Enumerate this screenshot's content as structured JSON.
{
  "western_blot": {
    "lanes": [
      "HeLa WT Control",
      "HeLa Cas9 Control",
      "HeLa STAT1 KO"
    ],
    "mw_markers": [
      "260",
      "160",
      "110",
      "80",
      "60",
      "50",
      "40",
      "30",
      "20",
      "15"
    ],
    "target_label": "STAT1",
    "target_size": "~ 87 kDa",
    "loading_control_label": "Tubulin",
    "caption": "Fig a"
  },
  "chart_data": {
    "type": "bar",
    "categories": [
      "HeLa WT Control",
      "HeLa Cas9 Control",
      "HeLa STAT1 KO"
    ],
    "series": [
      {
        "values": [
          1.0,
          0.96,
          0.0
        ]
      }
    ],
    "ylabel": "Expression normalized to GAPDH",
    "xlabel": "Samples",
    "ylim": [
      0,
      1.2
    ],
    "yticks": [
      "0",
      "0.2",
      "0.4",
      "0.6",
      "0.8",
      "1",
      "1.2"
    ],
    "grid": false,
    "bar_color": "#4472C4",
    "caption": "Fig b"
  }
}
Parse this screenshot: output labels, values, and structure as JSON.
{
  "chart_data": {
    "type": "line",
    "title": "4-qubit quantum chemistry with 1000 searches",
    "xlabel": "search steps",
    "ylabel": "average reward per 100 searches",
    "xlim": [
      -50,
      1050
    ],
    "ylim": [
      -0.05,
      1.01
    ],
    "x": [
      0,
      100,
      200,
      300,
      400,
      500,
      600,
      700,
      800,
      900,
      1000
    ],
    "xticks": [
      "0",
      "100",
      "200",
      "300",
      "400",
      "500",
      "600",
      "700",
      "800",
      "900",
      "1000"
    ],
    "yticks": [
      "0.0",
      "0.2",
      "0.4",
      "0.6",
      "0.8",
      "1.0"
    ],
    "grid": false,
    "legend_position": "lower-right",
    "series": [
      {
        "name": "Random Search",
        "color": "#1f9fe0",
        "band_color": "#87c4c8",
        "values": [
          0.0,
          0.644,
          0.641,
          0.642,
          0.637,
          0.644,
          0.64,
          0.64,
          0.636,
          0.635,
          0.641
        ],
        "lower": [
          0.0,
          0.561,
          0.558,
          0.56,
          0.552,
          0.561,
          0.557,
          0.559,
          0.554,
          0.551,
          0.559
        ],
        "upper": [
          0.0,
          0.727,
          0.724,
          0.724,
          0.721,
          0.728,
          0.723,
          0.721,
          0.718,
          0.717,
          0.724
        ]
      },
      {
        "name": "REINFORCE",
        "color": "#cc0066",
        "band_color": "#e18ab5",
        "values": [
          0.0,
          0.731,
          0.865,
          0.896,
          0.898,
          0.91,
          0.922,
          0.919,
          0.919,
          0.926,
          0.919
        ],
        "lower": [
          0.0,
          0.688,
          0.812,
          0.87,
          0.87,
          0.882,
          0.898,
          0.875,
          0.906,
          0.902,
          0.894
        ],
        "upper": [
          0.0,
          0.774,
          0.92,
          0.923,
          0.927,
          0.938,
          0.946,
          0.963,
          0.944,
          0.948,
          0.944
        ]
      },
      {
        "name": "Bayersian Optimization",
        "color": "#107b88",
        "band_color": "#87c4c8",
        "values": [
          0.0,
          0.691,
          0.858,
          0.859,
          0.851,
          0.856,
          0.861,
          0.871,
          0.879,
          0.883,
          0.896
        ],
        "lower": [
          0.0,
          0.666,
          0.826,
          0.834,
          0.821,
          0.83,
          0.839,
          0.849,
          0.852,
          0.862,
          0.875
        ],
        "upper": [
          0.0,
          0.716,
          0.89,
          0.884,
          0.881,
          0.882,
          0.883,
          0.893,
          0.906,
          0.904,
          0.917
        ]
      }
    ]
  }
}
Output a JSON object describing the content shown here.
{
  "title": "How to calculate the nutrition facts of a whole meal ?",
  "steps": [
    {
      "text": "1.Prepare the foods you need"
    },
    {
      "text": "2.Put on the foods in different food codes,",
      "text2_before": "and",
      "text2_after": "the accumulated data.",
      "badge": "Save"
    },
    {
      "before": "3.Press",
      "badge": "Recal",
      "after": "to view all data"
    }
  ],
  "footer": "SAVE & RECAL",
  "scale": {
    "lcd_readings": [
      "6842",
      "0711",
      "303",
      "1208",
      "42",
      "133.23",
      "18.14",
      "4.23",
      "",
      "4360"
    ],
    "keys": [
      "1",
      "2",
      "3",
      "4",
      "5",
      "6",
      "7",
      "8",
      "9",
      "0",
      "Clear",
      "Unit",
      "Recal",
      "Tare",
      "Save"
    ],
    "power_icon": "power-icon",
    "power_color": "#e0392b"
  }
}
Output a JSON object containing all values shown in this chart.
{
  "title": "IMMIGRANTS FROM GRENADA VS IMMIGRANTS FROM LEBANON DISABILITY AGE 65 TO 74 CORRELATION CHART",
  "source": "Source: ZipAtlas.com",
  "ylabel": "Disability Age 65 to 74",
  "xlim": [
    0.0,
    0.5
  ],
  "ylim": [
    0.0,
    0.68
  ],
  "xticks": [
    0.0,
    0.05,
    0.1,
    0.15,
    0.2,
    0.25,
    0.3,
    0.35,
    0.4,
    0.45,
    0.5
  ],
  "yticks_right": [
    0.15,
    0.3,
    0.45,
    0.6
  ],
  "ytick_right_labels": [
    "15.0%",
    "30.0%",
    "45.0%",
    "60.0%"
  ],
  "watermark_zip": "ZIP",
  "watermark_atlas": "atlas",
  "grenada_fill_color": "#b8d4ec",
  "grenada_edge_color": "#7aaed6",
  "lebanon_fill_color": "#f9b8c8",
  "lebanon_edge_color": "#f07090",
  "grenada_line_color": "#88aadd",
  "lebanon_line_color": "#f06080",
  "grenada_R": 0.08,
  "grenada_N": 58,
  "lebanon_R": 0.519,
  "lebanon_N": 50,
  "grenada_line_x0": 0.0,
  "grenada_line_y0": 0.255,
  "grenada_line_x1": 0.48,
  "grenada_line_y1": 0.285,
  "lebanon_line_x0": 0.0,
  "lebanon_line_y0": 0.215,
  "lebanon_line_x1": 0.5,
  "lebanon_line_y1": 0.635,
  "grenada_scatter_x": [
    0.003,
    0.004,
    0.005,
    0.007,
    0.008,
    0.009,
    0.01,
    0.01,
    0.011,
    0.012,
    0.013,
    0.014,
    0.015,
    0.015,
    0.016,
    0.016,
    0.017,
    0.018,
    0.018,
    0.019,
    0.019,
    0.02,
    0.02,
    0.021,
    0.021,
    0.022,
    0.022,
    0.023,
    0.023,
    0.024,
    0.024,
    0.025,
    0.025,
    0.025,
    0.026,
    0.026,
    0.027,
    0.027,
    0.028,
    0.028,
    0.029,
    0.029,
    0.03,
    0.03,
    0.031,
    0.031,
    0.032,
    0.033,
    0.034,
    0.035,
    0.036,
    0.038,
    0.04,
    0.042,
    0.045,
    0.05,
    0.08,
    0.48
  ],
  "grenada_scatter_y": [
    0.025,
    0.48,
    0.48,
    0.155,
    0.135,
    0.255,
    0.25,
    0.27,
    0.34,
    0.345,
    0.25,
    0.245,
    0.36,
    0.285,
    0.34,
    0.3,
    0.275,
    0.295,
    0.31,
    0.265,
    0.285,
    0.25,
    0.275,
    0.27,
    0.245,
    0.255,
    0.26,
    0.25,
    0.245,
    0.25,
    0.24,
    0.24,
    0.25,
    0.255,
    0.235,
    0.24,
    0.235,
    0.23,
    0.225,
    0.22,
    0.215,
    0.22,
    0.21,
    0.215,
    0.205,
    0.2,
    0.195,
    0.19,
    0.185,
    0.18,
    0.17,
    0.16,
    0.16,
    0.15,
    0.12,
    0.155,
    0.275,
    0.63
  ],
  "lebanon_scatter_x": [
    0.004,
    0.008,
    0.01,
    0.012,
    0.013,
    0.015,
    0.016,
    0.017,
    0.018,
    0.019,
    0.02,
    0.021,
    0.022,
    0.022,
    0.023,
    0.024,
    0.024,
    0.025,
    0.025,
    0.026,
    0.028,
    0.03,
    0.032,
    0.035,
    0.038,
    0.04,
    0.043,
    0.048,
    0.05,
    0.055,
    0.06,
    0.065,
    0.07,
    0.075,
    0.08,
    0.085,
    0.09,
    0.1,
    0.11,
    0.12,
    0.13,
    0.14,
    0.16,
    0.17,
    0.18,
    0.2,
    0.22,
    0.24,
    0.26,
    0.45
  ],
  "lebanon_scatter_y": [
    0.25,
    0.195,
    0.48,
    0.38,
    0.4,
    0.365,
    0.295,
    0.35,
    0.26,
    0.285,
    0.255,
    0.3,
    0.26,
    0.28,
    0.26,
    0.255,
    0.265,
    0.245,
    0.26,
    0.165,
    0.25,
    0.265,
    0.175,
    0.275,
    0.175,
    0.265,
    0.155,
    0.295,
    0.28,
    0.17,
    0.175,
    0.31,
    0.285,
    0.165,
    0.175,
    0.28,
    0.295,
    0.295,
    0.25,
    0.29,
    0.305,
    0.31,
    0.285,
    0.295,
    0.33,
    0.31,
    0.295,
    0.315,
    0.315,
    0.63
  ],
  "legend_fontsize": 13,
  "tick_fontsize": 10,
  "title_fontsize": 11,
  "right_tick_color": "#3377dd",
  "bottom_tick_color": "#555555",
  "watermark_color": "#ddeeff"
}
++++++++
Pull out all lines containing the word "object" from the entries above.

Output a JSON object describing the content shown here.
Output a JSON object containing all values shown in this chart.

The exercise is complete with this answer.